Fragmento del texto:
"""

Por Gina Dantraccoli
La Congregación de Hermanas Oblatas que tiene sede en la ciudad de Rosario tiene un proyecto llamado “Huellas del Redentor”, que es un voluntariado que cada veinte días en las tardes y en las noche visitas las “zonas rojas” de la ciudad para visitar trabajadoras sexuales.
Son las ocho y media de la noche y a la ruta Buenos Aires la absorbe un abismo negro. Pero Priscilla, que viaja despacio en un auto, no siente miedo. No está sola, son cuatro mujeres en total: Alejandra al volante, Andrea “la colo”, y Amelia docente jubilada. Es jueves, y se dirigen a la zona del peaje General Lagos a visitar a cuatro chicas prostitutas.
El jueves para Priscilla había sido normal, como cualquier otro. Iba hasta las cinco de la tarde al “Centro Madre Antonia”, un espacio que ofrece talleres a mujeres en situación de vulnerabilidad ubicado en el barrio “Las Flores”. A la noche tocaba la visita a cuatro chicas que estaban en la ruta, una de las misiones de la congregación a la que pertenece, a través del grupo de voluntariado Huellas del que participan sus compañeras de viaje y otras 16 voluntarias.
Priscilla es de Brasil. Es una mujer que recorre los treinta años, tiene tirabuzones negros en la cabeza, y su piel es del mismo color que el café con leche. En 2011 cuando ya era una fiel creyente recibió “el llamado de Dios”. Como Priscilla se inclinaba por el lado más social, cuando escuchó sobre la Congregación Oblatas que trabaja con mujeres en situación de prostitución algo dentro de ella le resonó, y se dijo que era ahí donde tenía que pertenecer. Fue recién en 2019 que, antes de la pandemia, fue trasladada a Rosario.

"""

Datos proporcionados:
"""

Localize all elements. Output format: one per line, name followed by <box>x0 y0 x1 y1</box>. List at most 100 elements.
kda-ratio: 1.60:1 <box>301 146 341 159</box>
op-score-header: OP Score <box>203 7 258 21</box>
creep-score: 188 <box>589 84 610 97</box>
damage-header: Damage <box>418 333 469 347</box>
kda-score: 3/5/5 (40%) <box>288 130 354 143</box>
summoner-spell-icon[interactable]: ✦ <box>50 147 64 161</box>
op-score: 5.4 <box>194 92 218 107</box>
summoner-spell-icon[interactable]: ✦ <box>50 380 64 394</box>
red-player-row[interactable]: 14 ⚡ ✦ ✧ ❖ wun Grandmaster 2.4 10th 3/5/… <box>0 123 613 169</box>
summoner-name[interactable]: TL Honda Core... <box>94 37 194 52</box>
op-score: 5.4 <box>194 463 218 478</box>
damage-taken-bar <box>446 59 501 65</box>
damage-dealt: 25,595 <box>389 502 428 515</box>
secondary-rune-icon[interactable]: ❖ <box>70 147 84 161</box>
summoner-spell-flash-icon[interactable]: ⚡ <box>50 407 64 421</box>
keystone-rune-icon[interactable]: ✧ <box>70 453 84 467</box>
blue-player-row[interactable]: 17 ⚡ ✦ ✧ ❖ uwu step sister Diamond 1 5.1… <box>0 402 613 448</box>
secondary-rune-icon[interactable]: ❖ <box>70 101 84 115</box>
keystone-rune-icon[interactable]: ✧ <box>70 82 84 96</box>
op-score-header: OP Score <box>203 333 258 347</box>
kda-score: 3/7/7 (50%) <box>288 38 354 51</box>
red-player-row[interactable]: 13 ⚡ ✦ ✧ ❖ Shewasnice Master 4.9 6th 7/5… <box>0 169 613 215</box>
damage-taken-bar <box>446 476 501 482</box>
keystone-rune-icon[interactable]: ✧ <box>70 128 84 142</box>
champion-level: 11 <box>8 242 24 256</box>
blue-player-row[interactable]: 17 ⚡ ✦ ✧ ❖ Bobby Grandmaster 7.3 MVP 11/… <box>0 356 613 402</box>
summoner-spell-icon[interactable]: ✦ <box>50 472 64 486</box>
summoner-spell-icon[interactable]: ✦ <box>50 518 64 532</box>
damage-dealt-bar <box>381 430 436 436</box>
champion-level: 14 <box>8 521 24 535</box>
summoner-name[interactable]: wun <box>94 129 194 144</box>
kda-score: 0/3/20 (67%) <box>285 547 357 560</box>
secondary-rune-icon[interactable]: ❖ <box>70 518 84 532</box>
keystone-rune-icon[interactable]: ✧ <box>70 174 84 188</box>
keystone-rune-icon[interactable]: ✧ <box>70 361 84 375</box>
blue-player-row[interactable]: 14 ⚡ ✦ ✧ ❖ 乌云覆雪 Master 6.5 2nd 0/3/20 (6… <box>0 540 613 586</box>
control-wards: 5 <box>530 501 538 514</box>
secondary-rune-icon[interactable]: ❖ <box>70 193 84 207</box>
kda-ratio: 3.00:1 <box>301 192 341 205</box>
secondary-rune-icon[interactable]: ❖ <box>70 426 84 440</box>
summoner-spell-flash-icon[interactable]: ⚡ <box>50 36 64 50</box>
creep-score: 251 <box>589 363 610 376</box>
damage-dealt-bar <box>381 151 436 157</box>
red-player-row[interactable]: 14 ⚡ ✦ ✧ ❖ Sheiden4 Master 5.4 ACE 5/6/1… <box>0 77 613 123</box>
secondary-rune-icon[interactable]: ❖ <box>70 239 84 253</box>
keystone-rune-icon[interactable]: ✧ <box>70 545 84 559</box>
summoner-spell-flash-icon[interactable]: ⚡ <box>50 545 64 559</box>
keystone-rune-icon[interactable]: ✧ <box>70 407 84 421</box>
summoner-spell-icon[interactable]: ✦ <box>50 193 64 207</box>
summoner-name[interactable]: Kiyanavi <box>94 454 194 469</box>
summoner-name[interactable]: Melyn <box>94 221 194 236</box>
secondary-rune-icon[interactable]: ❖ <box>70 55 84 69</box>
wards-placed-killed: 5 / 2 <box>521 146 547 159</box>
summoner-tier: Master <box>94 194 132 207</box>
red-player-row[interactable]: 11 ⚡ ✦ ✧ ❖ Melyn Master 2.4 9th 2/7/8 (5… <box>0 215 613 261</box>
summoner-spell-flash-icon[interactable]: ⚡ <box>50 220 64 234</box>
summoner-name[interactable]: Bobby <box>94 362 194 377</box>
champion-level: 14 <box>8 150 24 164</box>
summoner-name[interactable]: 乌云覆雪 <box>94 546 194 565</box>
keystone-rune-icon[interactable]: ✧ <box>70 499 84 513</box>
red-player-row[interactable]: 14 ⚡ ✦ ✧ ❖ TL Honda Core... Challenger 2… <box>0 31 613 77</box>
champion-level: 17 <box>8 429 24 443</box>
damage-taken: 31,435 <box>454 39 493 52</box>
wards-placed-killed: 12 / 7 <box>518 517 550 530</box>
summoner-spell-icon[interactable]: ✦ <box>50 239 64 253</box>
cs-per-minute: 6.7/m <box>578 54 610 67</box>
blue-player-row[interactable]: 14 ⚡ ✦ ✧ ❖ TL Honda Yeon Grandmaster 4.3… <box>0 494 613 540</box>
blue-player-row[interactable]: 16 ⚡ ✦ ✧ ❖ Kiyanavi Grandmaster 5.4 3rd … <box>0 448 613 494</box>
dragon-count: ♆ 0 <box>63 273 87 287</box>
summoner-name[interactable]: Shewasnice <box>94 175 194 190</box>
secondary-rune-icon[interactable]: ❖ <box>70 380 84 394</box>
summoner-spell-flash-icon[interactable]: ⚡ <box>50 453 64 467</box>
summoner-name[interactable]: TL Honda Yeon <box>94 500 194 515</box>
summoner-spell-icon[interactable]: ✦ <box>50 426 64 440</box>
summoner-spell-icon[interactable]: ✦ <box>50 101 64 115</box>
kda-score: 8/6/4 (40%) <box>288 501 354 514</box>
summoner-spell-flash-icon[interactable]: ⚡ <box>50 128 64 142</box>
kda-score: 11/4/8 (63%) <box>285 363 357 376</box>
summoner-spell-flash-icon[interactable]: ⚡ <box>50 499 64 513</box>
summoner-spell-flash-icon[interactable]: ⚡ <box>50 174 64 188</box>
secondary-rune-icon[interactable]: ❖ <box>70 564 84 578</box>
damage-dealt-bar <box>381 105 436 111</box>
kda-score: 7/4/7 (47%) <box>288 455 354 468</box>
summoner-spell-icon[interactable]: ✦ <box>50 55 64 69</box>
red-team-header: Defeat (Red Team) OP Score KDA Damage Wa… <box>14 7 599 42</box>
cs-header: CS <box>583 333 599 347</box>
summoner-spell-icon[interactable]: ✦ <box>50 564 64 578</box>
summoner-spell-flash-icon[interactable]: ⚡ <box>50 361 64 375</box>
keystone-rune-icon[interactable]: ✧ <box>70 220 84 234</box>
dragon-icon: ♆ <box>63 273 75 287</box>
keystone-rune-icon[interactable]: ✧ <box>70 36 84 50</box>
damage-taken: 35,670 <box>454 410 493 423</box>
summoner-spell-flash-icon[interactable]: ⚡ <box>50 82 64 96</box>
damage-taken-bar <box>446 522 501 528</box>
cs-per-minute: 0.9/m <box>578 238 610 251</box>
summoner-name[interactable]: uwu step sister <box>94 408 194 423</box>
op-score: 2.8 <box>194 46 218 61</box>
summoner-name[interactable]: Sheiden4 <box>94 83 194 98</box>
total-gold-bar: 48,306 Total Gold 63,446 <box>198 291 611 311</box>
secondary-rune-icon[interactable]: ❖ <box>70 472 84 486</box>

"""

Ejercicios:
a) Copia del texto sobre las Hermanas Oblatas de Rosario todo lo que va desde "Son las ocho" hasta "cuatro chicas prostitutas.".
b) Resume en dos oraciones el texto sobre las Hermanas Oblatas de Rosario.
c) Prosigue el texto sobre las Hermanas Oblatas de Rosario a partir del punto en que termina.

Respuestas esperadas:
a)
Son las ocho y media de la noche y a la ruta Buenos Aires la absorbe un abismo negro. Pero Priscilla, que viaja despacio en un auto, no siente miedo. No está sola, son cuatro mujeres en total: Alejandra al volante, Andrea “la colo”, y Amelia docente jubilada. Es jueves, y se dirigen a la zona del peaje General Lagos a visitar a cuatro chicas prostitutas.

b) La Congregación de Hermanas Oblatas de Rosario tiene un voluntariado llamado "Huellas del Redentor" que, cada veinte días, recorre las "zonas rojas" de la ciudad para visitar a trabajadoras sexuales. Un jueves por la noche, Priscilla, una brasileña de unos treinta años que pertenece a la congregación y llegó a Rosario en 2019, viaja con otras tres mujeres hacia el peaje General Lagos para visitar a cuatro chicas prostitutas.

c)
La sede de las Hermanas Oblatas de la ciudad de Rosario se encuentra ubicada detrás del colegio Jesús de Nazaret, que está en zona sur, y que también forma parte de la congregación. En Rosario el primer proyecto que tuvo la congregación fue el “Centro Madre Antonia” que ya tiene 25 años. Pero como su carisma principal era ayudar trabajadoras sexuales, las hermanas querían formar un proyecto que visitara las zonas rojas de Rosario donde había más concentración de prostitución. Luego de trabajar mucho en que se dieran las condiciones, el grupo “Huellas” nació en el año 2019, como voluntariado. en que participan hermanas invitaron a todos aquellos trabajadores del colegio, como profesores y porteras.
Para Priscilla el trabajo de campo que realiza con el grupo “Huellas” no es algo nuevo, ni el primero que hace.
-Yo venía de un proyecto en Brasil donde entrábamos directamente en los prostíbulos. Lo que nunca había hecho era trabajo de estar en la calle. Entonces eso para mí fue un impacto grande: mirar que un auto para, que la mujer entra en cualquier auto que no conoce, que no sabe a dónde la puede llevar, y que le puede pasar de todo.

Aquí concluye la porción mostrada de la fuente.